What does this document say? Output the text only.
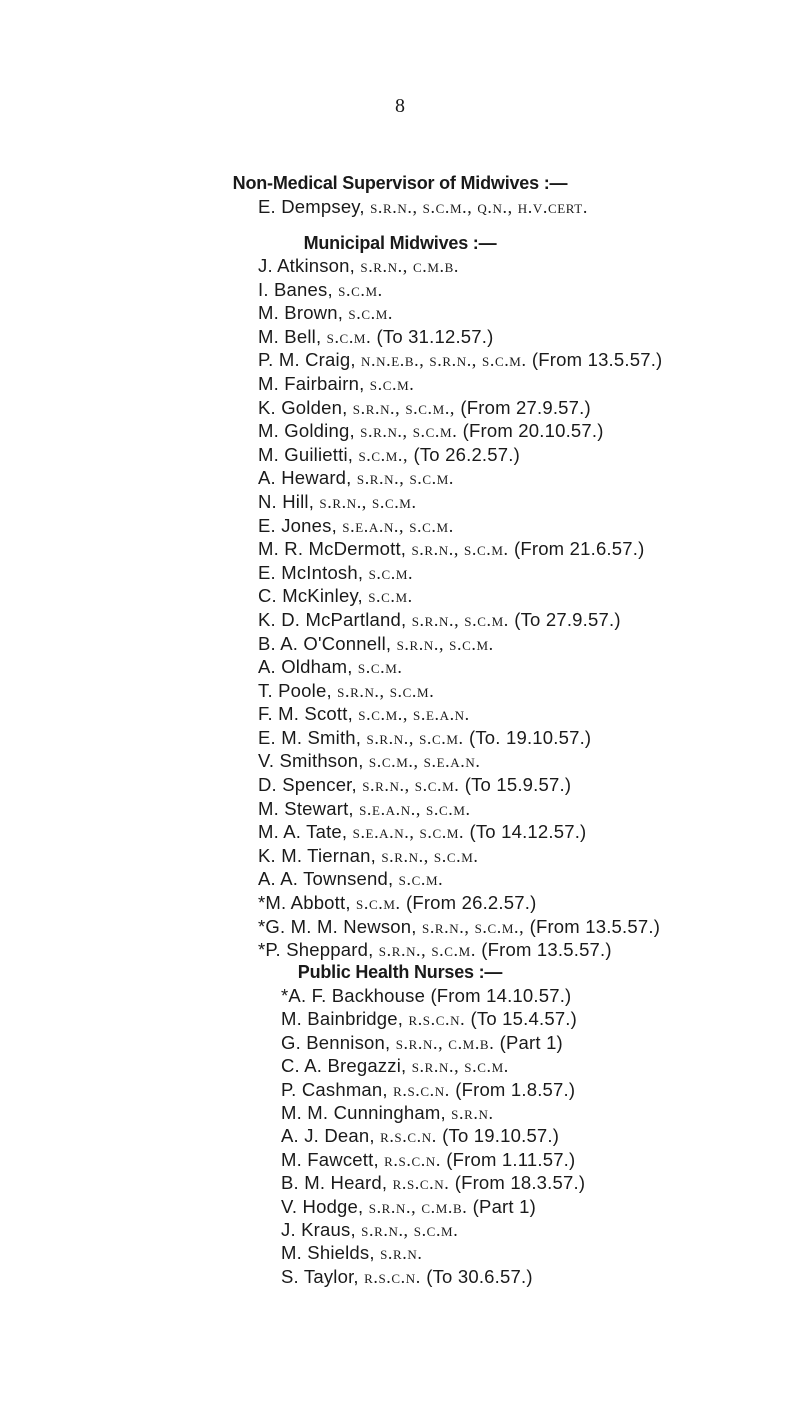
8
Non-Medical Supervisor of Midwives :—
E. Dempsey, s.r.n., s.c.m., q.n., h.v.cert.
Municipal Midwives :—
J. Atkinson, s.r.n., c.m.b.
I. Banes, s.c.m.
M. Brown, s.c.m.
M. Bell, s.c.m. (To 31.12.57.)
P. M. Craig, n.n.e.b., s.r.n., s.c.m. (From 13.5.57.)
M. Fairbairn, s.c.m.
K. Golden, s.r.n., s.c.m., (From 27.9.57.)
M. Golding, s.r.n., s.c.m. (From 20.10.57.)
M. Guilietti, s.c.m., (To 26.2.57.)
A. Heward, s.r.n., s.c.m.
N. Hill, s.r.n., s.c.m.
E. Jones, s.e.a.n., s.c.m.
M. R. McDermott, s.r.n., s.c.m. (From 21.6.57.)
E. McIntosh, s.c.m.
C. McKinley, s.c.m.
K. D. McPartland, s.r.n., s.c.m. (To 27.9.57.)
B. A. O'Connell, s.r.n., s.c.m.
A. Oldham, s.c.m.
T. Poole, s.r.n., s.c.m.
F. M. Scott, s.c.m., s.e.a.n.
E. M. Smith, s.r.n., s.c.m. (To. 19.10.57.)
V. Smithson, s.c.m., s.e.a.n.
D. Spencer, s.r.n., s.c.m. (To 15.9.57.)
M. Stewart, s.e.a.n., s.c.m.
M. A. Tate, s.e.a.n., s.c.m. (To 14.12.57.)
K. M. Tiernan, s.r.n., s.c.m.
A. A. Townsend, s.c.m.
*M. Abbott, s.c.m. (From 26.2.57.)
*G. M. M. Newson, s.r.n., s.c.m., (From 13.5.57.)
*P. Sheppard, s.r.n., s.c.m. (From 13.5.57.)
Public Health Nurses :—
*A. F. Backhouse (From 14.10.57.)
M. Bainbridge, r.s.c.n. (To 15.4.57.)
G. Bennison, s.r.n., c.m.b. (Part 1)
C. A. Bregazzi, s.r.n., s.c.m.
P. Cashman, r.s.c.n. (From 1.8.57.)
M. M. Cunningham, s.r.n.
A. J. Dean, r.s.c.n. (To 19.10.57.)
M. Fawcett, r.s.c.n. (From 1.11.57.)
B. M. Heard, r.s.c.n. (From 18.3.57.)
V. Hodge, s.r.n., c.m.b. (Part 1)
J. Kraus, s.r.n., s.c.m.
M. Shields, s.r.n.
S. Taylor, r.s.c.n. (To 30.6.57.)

==

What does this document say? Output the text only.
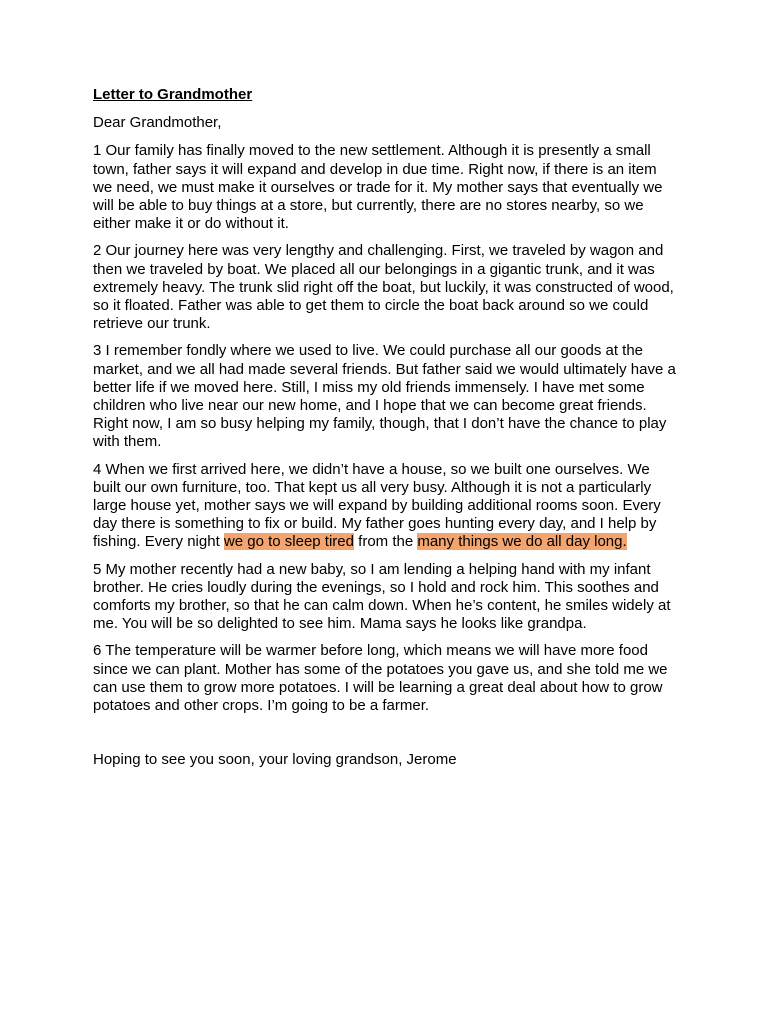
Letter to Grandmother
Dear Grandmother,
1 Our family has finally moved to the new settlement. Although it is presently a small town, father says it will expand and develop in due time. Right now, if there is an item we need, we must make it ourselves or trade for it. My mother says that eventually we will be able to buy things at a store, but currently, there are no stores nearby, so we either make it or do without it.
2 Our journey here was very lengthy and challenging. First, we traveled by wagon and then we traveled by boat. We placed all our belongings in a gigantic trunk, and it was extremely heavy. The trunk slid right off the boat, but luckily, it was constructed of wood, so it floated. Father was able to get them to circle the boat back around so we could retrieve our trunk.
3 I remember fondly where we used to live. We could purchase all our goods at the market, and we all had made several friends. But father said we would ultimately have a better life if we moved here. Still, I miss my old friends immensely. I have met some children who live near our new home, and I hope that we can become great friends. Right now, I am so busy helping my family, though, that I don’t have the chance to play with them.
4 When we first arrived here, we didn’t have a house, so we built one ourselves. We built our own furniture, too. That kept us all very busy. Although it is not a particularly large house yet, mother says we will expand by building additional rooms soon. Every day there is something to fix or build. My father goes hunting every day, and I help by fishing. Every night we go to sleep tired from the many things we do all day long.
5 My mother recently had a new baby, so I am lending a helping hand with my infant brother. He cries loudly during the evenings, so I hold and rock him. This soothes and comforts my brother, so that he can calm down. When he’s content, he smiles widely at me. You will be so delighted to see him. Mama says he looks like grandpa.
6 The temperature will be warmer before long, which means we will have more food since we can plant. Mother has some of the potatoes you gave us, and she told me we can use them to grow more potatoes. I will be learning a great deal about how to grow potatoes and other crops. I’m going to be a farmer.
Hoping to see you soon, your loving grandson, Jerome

Task instructions
How many lines in the records above contain the word "expand"? Reply with the number and nothing more.

Correct result
2